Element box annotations
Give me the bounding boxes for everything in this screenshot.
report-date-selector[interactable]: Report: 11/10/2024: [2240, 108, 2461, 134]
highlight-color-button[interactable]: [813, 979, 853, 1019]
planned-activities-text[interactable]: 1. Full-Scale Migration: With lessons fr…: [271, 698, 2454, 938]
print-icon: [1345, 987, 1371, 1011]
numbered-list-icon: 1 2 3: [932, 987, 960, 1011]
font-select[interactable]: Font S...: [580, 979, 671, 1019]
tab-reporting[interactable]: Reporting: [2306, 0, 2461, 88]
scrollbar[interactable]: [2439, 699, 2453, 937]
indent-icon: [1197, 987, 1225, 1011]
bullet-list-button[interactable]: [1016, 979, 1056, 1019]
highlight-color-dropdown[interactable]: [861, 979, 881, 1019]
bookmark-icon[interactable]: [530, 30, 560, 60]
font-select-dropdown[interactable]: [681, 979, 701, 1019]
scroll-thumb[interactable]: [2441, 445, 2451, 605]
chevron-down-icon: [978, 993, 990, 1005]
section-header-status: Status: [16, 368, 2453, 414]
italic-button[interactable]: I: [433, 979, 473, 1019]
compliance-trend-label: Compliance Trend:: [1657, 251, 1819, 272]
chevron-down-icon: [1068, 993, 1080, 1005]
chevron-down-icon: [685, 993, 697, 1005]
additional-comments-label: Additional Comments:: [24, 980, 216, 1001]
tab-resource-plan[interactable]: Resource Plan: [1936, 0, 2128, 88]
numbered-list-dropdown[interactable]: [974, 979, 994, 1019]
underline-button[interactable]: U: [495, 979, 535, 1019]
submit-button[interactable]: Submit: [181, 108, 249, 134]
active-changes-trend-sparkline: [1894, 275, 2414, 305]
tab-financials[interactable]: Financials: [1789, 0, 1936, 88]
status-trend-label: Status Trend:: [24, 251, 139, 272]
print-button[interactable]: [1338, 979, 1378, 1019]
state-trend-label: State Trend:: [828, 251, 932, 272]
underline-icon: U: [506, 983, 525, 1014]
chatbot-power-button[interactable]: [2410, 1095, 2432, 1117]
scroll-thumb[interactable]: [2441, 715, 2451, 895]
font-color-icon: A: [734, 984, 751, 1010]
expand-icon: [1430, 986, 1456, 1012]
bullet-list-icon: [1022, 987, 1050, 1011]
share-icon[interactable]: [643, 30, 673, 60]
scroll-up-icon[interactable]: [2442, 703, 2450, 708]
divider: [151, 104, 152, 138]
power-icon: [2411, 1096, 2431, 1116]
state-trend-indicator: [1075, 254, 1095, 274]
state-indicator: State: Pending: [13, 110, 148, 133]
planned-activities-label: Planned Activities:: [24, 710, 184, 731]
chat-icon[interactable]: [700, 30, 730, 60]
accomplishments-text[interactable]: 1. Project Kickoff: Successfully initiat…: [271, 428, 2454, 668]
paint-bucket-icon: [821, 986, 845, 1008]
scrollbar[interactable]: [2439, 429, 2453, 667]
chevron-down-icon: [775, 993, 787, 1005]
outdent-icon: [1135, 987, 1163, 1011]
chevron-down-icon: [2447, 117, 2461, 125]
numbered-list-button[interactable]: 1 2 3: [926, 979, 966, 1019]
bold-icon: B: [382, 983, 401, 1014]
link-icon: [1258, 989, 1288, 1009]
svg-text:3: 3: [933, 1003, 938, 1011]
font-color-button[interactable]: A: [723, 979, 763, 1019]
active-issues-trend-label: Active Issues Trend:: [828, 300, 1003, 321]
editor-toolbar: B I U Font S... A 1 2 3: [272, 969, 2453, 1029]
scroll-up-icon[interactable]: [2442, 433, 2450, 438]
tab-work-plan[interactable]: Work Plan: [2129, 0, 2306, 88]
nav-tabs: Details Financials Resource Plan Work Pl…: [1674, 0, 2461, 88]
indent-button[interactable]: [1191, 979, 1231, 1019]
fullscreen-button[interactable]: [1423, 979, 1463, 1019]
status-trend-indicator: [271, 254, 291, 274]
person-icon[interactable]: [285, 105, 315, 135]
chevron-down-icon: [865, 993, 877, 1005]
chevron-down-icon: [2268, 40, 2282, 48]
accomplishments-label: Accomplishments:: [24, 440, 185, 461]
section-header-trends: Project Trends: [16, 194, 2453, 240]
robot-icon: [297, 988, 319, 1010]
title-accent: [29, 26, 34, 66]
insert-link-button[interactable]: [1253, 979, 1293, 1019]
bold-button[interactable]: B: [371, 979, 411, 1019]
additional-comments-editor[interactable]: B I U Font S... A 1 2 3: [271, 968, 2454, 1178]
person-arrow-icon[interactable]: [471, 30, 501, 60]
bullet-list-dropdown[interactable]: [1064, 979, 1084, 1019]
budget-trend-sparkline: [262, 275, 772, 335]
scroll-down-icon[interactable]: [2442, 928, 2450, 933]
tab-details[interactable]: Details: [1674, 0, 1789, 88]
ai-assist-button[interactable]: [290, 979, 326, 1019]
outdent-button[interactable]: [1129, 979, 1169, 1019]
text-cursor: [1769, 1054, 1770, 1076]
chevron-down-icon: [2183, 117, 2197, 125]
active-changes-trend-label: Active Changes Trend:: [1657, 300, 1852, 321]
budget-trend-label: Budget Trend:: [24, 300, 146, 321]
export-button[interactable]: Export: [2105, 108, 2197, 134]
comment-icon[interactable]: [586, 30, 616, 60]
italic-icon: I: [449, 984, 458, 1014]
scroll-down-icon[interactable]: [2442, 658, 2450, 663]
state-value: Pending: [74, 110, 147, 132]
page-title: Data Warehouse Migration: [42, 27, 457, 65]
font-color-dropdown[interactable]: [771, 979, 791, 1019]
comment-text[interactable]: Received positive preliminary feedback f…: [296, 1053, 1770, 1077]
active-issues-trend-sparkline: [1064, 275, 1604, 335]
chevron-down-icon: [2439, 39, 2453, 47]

JOB: Find every row above that contains the string "color" and copy each one in full, treating uppercase and lowercase as different.

ANSWER FOR THE TASK:
highlight-color-button[interactable]: [813, 979, 853, 1019]
highlight-color-dropdown[interactable]: [861, 979, 881, 1019]
font-color-icon: A: [734, 984, 751, 1010]
font-color-button[interactable]: A: [723, 979, 763, 1019]
font-color-dropdown[interactable]: [771, 979, 791, 1019]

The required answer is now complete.